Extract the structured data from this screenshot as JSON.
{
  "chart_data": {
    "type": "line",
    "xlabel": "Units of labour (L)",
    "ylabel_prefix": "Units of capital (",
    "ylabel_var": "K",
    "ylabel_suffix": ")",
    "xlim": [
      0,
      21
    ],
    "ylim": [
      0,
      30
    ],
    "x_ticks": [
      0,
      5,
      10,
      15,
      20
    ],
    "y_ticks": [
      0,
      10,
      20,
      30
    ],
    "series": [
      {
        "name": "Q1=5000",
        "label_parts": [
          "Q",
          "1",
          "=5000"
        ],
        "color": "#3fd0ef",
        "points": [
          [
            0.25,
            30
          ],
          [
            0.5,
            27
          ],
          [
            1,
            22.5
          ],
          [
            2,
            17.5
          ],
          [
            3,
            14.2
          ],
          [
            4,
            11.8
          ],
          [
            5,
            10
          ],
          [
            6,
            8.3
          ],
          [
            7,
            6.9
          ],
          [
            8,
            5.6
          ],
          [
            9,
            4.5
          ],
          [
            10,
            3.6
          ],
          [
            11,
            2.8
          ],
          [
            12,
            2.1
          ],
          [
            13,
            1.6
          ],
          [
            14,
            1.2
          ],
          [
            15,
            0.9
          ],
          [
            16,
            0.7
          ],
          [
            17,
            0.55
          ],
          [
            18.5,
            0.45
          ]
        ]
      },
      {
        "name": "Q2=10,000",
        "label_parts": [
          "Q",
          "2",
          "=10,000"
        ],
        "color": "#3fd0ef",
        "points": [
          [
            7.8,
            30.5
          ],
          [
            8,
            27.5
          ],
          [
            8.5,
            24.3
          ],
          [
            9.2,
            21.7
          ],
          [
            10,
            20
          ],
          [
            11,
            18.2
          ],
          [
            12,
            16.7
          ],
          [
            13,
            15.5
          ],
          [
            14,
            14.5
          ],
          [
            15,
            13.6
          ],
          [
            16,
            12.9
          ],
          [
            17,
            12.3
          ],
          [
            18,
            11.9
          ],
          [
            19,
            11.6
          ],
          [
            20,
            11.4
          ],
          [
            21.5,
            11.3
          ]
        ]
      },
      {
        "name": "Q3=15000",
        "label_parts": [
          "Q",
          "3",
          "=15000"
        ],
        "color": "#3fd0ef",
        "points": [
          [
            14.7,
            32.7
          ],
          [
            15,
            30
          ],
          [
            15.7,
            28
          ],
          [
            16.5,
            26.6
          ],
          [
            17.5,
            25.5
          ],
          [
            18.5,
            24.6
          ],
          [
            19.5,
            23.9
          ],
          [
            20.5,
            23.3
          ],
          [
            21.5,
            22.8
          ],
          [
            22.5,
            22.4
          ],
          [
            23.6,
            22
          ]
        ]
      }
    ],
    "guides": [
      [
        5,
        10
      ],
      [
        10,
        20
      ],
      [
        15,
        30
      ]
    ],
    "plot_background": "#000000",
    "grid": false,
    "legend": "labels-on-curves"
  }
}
=-=-=
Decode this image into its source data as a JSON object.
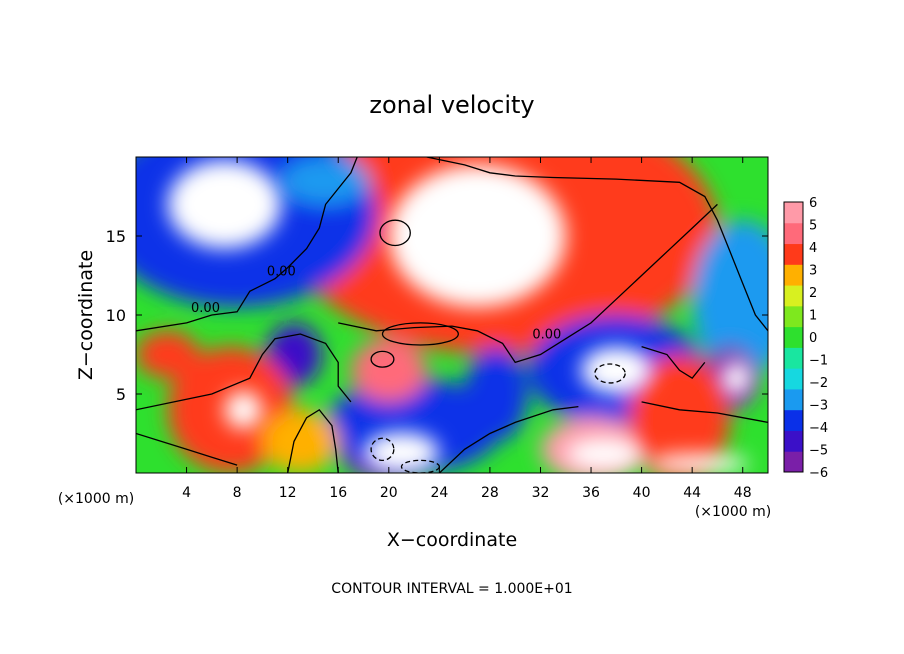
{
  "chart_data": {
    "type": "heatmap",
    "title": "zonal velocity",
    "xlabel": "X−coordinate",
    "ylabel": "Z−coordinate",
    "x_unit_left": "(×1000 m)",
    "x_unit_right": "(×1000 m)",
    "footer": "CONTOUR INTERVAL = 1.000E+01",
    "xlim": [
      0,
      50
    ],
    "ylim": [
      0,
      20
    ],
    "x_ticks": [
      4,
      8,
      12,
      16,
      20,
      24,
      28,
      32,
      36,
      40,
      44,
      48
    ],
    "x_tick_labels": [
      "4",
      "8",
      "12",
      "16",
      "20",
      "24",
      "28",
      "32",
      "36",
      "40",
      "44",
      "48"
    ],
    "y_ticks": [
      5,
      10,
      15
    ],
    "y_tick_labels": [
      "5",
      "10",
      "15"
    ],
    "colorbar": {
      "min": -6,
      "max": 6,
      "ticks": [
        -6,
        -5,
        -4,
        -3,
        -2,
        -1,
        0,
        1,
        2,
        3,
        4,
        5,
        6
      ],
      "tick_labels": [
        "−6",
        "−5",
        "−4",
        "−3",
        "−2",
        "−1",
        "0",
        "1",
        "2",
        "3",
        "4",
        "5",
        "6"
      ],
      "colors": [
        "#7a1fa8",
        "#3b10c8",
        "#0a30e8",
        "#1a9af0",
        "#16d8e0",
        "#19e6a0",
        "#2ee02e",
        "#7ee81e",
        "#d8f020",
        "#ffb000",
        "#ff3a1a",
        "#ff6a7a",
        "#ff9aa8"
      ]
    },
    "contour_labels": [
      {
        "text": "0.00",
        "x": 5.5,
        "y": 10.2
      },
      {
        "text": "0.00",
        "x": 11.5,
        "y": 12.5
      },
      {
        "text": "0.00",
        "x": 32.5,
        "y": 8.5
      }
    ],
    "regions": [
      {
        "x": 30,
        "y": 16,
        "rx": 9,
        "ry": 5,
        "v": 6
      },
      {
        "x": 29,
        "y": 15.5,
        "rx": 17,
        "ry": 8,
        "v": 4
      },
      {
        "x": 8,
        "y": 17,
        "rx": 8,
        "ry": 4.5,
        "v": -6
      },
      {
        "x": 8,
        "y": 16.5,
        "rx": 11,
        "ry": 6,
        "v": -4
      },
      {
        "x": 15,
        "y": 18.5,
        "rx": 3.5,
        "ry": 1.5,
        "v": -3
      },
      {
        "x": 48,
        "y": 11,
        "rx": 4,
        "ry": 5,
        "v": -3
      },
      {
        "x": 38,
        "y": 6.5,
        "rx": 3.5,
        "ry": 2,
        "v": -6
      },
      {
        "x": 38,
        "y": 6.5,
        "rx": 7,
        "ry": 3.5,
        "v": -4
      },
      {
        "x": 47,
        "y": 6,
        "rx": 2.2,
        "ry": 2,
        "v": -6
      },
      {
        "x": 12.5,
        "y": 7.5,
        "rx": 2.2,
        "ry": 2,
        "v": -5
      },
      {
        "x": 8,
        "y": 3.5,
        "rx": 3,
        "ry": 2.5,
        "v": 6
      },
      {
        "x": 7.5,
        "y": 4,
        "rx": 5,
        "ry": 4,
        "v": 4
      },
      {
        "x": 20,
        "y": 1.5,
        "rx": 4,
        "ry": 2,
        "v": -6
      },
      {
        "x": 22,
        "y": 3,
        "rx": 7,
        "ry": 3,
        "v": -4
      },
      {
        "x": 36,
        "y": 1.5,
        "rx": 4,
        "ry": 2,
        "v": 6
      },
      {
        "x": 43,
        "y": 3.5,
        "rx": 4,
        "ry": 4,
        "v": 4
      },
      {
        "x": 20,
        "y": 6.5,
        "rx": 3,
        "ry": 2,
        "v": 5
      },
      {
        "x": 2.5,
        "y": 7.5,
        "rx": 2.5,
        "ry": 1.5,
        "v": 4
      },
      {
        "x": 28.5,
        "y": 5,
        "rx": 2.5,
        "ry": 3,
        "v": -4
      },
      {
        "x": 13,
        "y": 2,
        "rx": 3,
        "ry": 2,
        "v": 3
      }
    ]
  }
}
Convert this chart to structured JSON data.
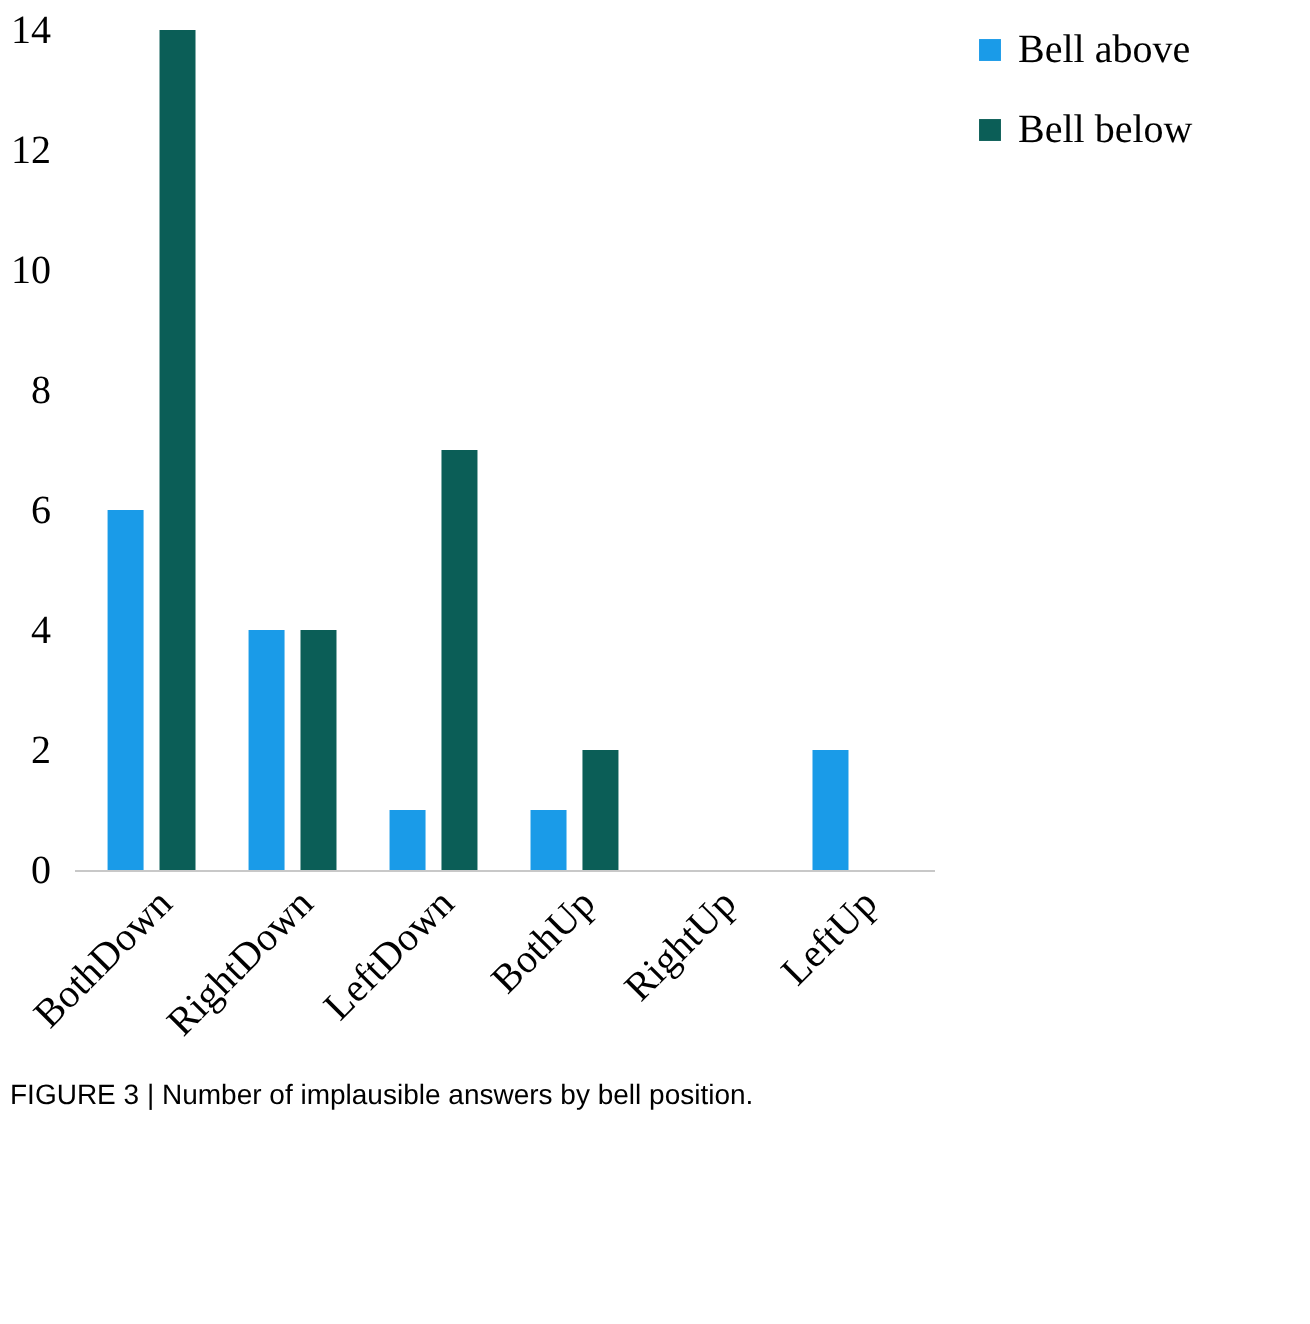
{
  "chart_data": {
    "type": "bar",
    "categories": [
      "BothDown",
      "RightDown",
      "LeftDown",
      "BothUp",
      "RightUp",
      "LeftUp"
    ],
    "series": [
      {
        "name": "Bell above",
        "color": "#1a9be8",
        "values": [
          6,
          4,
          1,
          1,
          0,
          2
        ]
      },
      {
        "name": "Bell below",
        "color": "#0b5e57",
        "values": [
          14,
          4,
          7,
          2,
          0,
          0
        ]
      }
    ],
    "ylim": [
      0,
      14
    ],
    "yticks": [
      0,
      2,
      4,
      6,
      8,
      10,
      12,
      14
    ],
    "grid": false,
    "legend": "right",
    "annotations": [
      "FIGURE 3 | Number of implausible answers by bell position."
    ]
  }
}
=-=-=
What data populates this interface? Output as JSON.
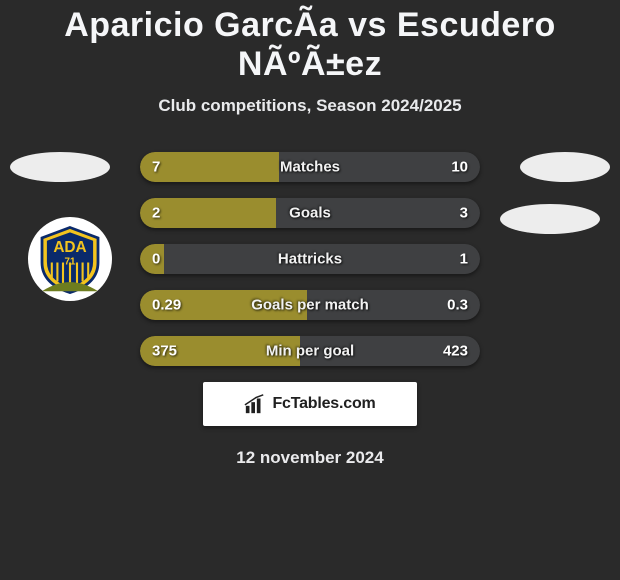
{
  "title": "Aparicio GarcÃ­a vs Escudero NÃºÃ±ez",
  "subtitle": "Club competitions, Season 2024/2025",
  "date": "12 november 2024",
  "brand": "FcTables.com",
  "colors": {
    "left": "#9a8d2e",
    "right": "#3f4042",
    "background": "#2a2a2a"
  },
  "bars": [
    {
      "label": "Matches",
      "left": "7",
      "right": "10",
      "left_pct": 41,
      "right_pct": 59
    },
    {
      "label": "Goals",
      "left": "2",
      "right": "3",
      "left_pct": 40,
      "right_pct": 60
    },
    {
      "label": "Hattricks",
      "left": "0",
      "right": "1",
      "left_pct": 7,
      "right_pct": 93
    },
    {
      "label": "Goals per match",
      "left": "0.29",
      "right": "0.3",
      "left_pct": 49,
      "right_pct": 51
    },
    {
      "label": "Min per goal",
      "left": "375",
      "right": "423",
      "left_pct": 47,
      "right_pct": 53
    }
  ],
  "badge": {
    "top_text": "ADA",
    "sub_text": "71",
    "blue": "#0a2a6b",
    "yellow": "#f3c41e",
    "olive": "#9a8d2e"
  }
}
=-=-=
## WRITTEN INSTRUCTION
Write out every line of the preceding listing that contains "coordinate".

## CORRECT ANSWER
    "xlabel": "X−coordinate",
    "ylabel": "Z−coordinate",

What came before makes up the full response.